TASK PROMPT ▸
The entries below are to be transcribed in full, without their images.

[start of INFORMATION SHOWN]

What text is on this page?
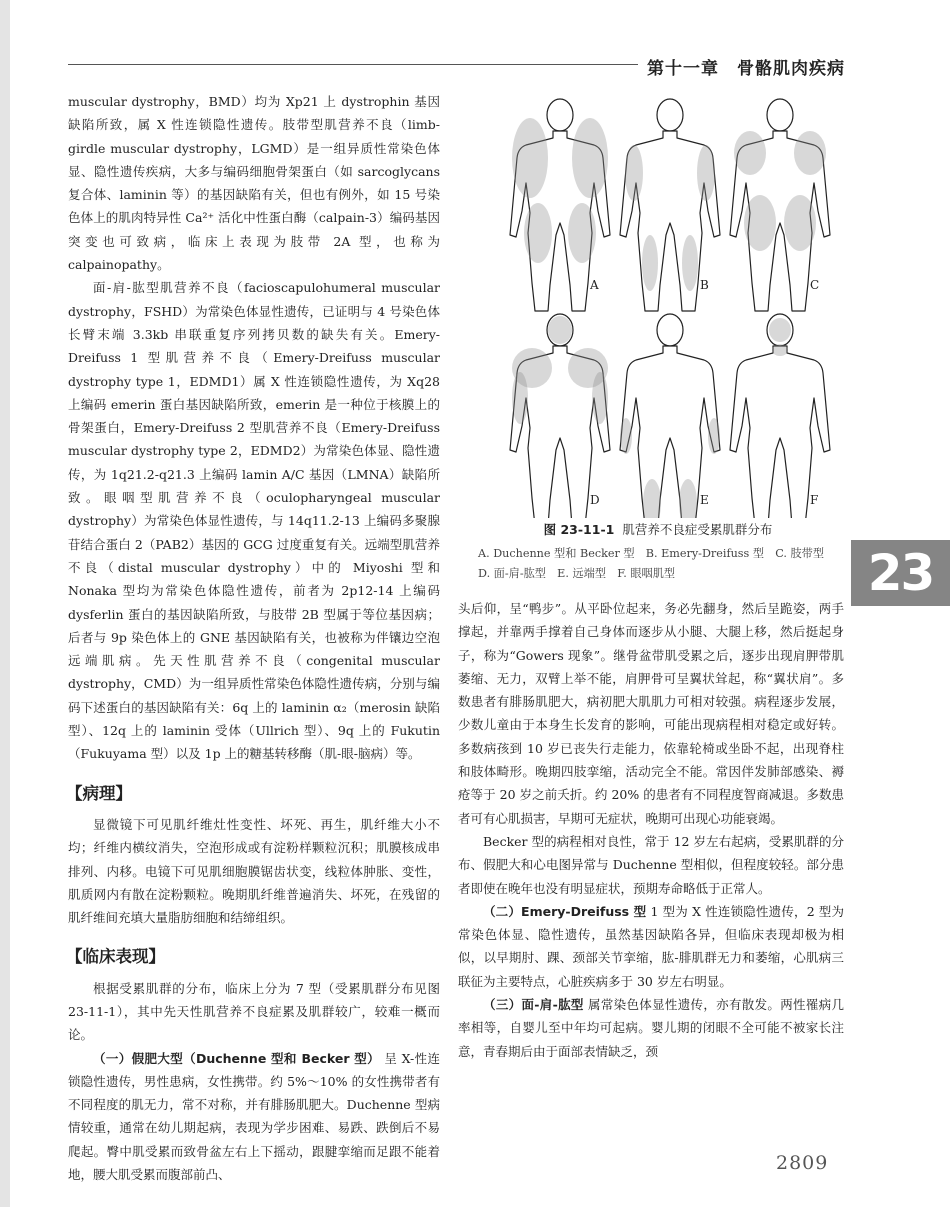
第十一章　骨骼肌肉疾病

muscular dystrophy，BMD）均为 Xp21 上 dystrophin 基因缺陷所致，属 X 性连锁隐性遗传。肢带型肌营养不良（limb-girdle muscular dystrophy，LGMD）是一组异质性常染色体显、隐性遗传疾病，大多与编码细胞骨架蛋白（如 sarcoglycans 复合体、laminin 等）的基因缺陷有关，但也有例外，如 15 号染色体上的肌肉特异性 Ca²⁺ 活化中性蛋白酶（calpain-3）编码基因突变也可致病，临床上表现为肢带 2A 型，也称为 calpainopathy。

面-肩-肱型肌营养不良（facioscapulohumeral muscular dystrophy，FSHD）为常染色体显性遗传，已证明与 4 号染色体长臂末端 3.3kb 串联重复序列拷贝数的缺失有关。Emery-Dreifuss 1 型肌营养不良（Emery-Dreifuss muscular dystrophy type 1，EDMD1）属 X 性连锁隐性遗传，为 Xq28 上编码 emerin 蛋白基因缺陷所致，emerin 是一种位于核膜上的骨架蛋白，Emery-Dreifuss 2 型肌营养不良（Emery-Dreifuss muscular dystrophy type 2，EDMD2）为常染色体显、隐性遗传，为 1q21.2-q21.3 上编码 lamin A/C 基因（LMNA）缺陷所致。眼咽型肌营养不良（oculopharyngeal muscular dystrophy）为常染色体显性遗传，与 14q11.2-13 上编码多聚腺苷结合蛋白 2（PAB2）基因的 GCG 过度重复有关。远端型肌营养不良（distal muscular dystrophy）中的 Miyoshi 型和 Nonaka 型均为常染色体隐性遗传，前者为 2p12-14 上编码 dysferlin 蛋白的基因缺陷所致，与肢带 2B 型属于等位基因病；后者与 9p 染色体上的 GNE 基因缺陷有关，也被称为伴镶边空泡远端肌病。先天性肌营养不良（congenital muscular dystrophy，CMD）为一组异质性常染色体隐性遗传病，分别与编码下述蛋白的基因缺陷有关：6q 上的 laminin α₂（merosin 缺陷型）、12q 上的 laminin 受体（Ullrich 型）、9q 上的 Fukutin（Fukuyama 型）以及 1p 上的糖基转移酶（肌-眼-脑病）等。

【病理】

显微镜下可见肌纤维灶性变性、坏死、再生，肌纤维大小不均；纤维内横纹消失，空泡形成或有淀粉样颗粒沉积；肌膜核成串排列、内移。电镜下可见肌细胞膜锯齿状变，线粒体肿胀、变性，肌质网内有散在淀粉颗粒。晚期肌纤维普遍消失、坏死，在残留的肌纤维间充填大量脂肪细胞和结缔组织。

【临床表现】

根据受累肌群的分布，临床上分为 7 型（受累肌群分布见图 23-11-1），其中先天性肌营养不良症累及肌群较广，较难一概而论。

（一）假肥大型（Duchenne 型和 Becker 型） 呈 X-性连锁隐性遗传，男性患病，女性携带。约 5%～10% 的女性携带者有不同程度的肌无力，常不对称，并有腓肠肌肥大。Duchenne 型病情较重，通常在幼儿期起病，表现为学步困难、易跌、跌倒后不易爬起。臀中肌受累而致骨盆左右上下摇动，跟腱挛缩而足跟不能着地，腰大肌受累而腹部前凸、

A	B	C
D	E	F
图 23-11-1 肌营养不良症受累肌群分布
A. Duchenne 型和 Becker 型　B. Emery-Dreifuss 型　C. 肢带型　D. 面-肩-肱型　E. 远端型　F. 眼咽肌型	23

头后仰，呈“鸭步”。从平卧位起来，务必先翻身，然后呈跪姿，两手撑起，并靠两手撑着自己身体而逐步从小腿、大腿上移，然后挺起身子，称为“Gowers 现象”。继骨盆带肌受累之后，逐步出现肩胛带肌萎缩、无力，双臂上举不能，肩胛骨可呈翼状耸起，称“翼状肩”。多数患者有腓肠肌肥大，病初肥大肌肌力可相对较强。病程逐步发展，少数儿童由于本身生长发育的影响，可能出现病程相对稳定或好转。多数病孩到 10 岁已丧失行走能力，依靠轮椅或坐卧不起，出现脊柱和肢体畸形。晚期四肢挛缩，活动完全不能。常因伴发肺部感染、褥疮等于 20 岁之前夭折。约 20% 的患者有不同程度智商减退。多数患者可有心肌损害，早期可无症状，晚期可出现心功能衰竭。

Becker 型的病程相对良性，常于 12 岁左右起病，受累肌群的分布、假肥大和心电图异常与 Duchenne 型相似，但程度较轻。部分患者即使在晚年也没有明显症状，预期寿命略低于正常人。

（二）Emery-Dreifuss 型 1 型为 X 性连锁隐性遗传，2 型为常染色体显、隐性遗传，虽然基因缺陷各异，但临床表现却极为相似，以早期肘、踝、颈部关节挛缩，肱-腓肌群无力和萎缩，心肌病三联征为主要特点，心脏疾病多于 30 岁左右明显。

（三）面-肩-肱型 属常染色体显性遗传，亦有散发。两性罹病几率相等，自婴儿至中年均可起病。婴儿期的闭眼不全可能不被家长注意，青春期后由于面部表情缺乏，颈

2809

[end of INFORMATION SHOWN]

RESPONSE ▸
What text is on this page?
第十一章　骨骼肌肉疾病

muscular dystrophy，BMD）均为 Xp21 上 dystrophin 基因缺陷所致，属 X 性连锁隐性遗传。肢带型肌营养不良（limb-girdle muscular dystrophy，LGMD）是一组异质性常染色体显、隐性遗传疾病，大多与编码细胞骨架蛋白（如 sarcoglycans 复合体、laminin 等）的基因缺陷有关，但也有例外，如 15 号染色体上的肌肉特异性 Ca²⁺ 活化中性蛋白酶（calpain-3）编码基因突变也可致病，临床上表现为肢带 2A 型，也称为 calpainopathy。

面-肩-肱型肌营养不良（facioscapulohumeral muscular dystrophy，FSHD）为常染色体显性遗传，已证明与 4 号染色体长臂末端 3.3kb 串联重复序列拷贝数的缺失有关。Emery-Dreifuss 1 型肌营养不良（Emery-Dreifuss muscular dystrophy type 1，EDMD1）属 X 性连锁隐性遗传，为 Xq28 上编码 emerin 蛋白基因缺陷所致，emerin 是一种位于核膜上的骨架蛋白，Emery-Dreifuss 2 型肌营养不良（Emery-Dreifuss muscular dystrophy type 2，EDMD2）为常染色体显、隐性遗传，为 1q21.2-q21.3 上编码 lamin A/C 基因（LMNA）缺陷所致。眼咽型肌营养不良（oculopharyngeal muscular dystrophy）为常染色体显性遗传，与 14q11.2-13 上编码多聚腺苷结合蛋白 2（PAB2）基因的 GCG 过度重复有关。远端型肌营养不良（distal muscular dystrophy）中的 Miyoshi 型和 Nonaka 型均为常染色体隐性遗传，前者为 2p12-14 上编码 dysferlin 蛋白的基因缺陷所致，与肢带 2B 型属于等位基因病；后者与 9p 染色体上的 GNE 基因缺陷有关，也被称为伴镶边空泡远端肌病。先天性肌营养不良（congenital muscular dystrophy，CMD）为一组异质性常染色体隐性遗传病，分别与编码下述蛋白的基因缺陷有关：6q 上的 laminin α₂（merosin 缺陷型）、12q 上的 laminin 受体（Ullrich 型）、9q 上的 Fukutin（Fukuyama 型）以及 1p 上的糖基转移酶（肌-眼-脑病）等。

【病理】

显微镜下可见肌纤维灶性变性、坏死、再生，肌纤维大小不均；纤维内横纹消失，空泡形成或有淀粉样颗粒沉积；肌膜核成串排列、内移。电镜下可见肌细胞膜锯齿状变，线粒体肿胀、变性，肌质网内有散在淀粉颗粒。晚期肌纤维普遍消失、坏死，在残留的肌纤维间充填大量脂肪细胞和结缔组织。

【临床表现】

根据受累肌群的分布，临床上分为 7 型（受累肌群分布见图 23-11-1），其中先天性肌营养不良症累及肌群较广，较难一概而论。

（一）假肥大型（Duchenne 型和 Becker 型） 呈 X-性连锁隐性遗传，男性患病，女性携带。约 5%～10% 的女性携带者有不同程度的肌无力，常不对称，并有腓肠肌肥大。Duchenne 型病情较重，通常在幼儿期起病，表现为学步困难、易跌、跌倒后不易爬起。臀中肌受累而致骨盆左右上下摇动，跟腱挛缩而足跟不能着地，腰大肌受累而腹部前凸、

A	B	C
D	E	F
图 23-11-1 肌营养不良症受累肌群分布
A. Duchenne 型和 Becker 型　B. Emery-Dreifuss 型　C. 肢带型　D. 面-肩-肱型　E. 远端型　F. 眼咽肌型	23

头后仰，呈“鸭步”。从平卧位起来，务必先翻身，然后呈跪姿，两手撑起，并靠两手撑着自己身体而逐步从小腿、大腿上移，然后挺起身子，称为“Gowers 现象”。继骨盆带肌受累之后，逐步出现肩胛带肌萎缩、无力，双臂上举不能，肩胛骨可呈翼状耸起，称“翼状肩”。多数患者有腓肠肌肥大，病初肥大肌肌力可相对较强。病程逐步发展，少数儿童由于本身生长发育的影响，可能出现病程相对稳定或好转。多数病孩到 10 岁已丧失行走能力，依靠轮椅或坐卧不起，出现脊柱和肢体畸形。晚期四肢挛缩，活动完全不能。常因伴发肺部感染、褥疮等于 20 岁之前夭折。约 20% 的患者有不同程度智商减退。多数患者可有心肌损害，早期可无症状，晚期可出现心功能衰竭。

Becker 型的病程相对良性，常于 12 岁左右起病，受累肌群的分布、假肥大和心电图异常与 Duchenne 型相似，但程度较轻。部分患者即使在晚年也没有明显症状，预期寿命略低于正常人。

（二）Emery-Dreifuss 型 1 型为 X 性连锁隐性遗传，2 型为常染色体显、隐性遗传，虽然基因缺陷各异，但临床表现却极为相似，以早期肘、踝、颈部关节挛缩，肱-腓肌群无力和萎缩，心肌病三联征为主要特点，心脏疾病多于 30 岁左右明显。

（三）面-肩-肱型 属常染色体显性遗传，亦有散发。两性罹病几率相等，自婴儿至中年均可起病。婴儿期的闭眼不全可能不被家长注意，青春期后由于面部表情缺乏，颈

2809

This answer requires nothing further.